## DIRECTION
Write out the full listing again, exactly as it stands.

* Start *

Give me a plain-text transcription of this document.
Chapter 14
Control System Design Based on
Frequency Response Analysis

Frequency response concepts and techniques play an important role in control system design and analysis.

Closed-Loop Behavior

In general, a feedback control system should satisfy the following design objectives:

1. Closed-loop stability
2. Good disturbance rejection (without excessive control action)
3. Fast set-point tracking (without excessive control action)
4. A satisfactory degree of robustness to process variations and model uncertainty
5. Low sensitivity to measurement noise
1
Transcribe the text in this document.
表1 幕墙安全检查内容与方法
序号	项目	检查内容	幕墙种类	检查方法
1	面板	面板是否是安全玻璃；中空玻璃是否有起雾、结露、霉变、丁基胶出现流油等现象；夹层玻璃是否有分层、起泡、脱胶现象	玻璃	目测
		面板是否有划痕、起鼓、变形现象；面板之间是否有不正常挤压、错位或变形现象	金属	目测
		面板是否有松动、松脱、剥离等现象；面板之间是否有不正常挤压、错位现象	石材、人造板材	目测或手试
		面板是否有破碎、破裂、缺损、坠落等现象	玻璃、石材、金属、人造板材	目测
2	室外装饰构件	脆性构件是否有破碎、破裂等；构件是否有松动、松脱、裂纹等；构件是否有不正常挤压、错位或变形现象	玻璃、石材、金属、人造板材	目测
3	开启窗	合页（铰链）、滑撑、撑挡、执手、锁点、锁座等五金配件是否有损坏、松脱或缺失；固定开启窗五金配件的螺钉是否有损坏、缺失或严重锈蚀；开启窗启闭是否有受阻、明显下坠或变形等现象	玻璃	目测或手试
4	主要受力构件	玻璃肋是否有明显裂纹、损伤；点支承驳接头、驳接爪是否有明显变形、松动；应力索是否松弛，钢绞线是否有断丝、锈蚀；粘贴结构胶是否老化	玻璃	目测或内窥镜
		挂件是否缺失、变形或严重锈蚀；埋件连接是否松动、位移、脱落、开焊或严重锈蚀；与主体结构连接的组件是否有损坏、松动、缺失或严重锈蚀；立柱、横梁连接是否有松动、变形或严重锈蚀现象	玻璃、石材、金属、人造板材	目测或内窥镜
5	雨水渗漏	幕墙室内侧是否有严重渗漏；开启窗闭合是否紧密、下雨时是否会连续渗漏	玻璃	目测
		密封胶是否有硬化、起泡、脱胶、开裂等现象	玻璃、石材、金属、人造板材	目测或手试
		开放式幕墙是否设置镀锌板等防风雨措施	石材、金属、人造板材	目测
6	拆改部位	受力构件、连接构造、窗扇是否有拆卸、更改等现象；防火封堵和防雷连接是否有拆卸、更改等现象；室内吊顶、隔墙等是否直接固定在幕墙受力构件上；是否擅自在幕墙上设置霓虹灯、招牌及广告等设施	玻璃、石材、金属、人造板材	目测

* End *

## ANSWER TO THE TASK
Give me a plain-text transcription of this document.
Chapter 14
Control System Design Based on
Frequency Response Analysis

Frequency response concepts and techniques play an important role in control system design and analysis.

Closed-Loop Behavior

In general, a feedback control system should satisfy the following design objectives:

1. Closed-loop stability
2. Good disturbance rejection (without excessive control action)
3. Fast set-point tracking (without excessive control action)
4. A satisfactory degree of robustness to process variations and model uncertainty
5. Low sensitivity to measurement noise
1
Transcribe the text in this document.
表1 幕墙安全检查内容与方法
序号	项目	检查内容	幕墙种类	检查方法
1	面板	面板是否是安全玻璃；中空玻璃是否有起雾、结露、霉变、丁基胶出现流油等现象；夹层玻璃是否有分层、起泡、脱胶现象	玻璃	目测
		面板是否有划痕、起鼓、变形现象；面板之间是否有不正常挤压、错位或变形现象	金属	目测
		面板是否有松动、松脱、剥离等现象；面板之间是否有不正常挤压、错位现象	石材、人造板材	目测或手试
		面板是否有破碎、破裂、缺损、坠落等现象	玻璃、石材、金属、人造板材	目测
2	室外装饰构件	脆性构件是否有破碎、破裂等；构件是否有松动、松脱、裂纹等；构件是否有不正常挤压、错位或变形现象	玻璃、石材、金属、人造板材	目测
3	开启窗	合页（铰链）、滑撑、撑挡、执手、锁点、锁座等五金配件是否有损坏、松脱或缺失；固定开启窗五金配件的螺钉是否有损坏、缺失或严重锈蚀；开启窗启闭是否有受阻、明显下坠或变形等现象	玻璃	目测或手试
4	主要受力构件	玻璃肋是否有明显裂纹、损伤；点支承驳接头、驳接爪是否有明显变形、松动；应力索是否松弛，钢绞线是否有断丝、锈蚀；粘贴结构胶是否老化	玻璃	目测或内窥镜
		挂件是否缺失、变形或严重锈蚀；埋件连接是否松动、位移、脱落、开焊或严重锈蚀；与主体结构连接的组件是否有损坏、松动、缺失或严重锈蚀；立柱、横梁连接是否有松动、变形或严重锈蚀现象	玻璃、石材、金属、人造板材	目测或内窥镜
5	雨水渗漏	幕墙室内侧是否有严重渗漏；开启窗闭合是否紧密、下雨时是否会连续渗漏	玻璃	目测
		密封胶是否有硬化、起泡、脱胶、开裂等现象	玻璃、石材、金属、人造板材	目测或手试
		开放式幕墙是否设置镀锌板等防风雨措施	石材、金属、人造板材	目测
6	拆改部位	受力构件、连接构造、窗扇是否有拆卸、更改等现象；防火封堵和防雷连接是否有拆卸、更改等现象；室内吊顶、隔墙等是否直接固定在幕墙受力构件上；是否擅自在幕墙上设置霓虹灯、招牌及广告等设施	玻璃、石材、金属、人造板材	目测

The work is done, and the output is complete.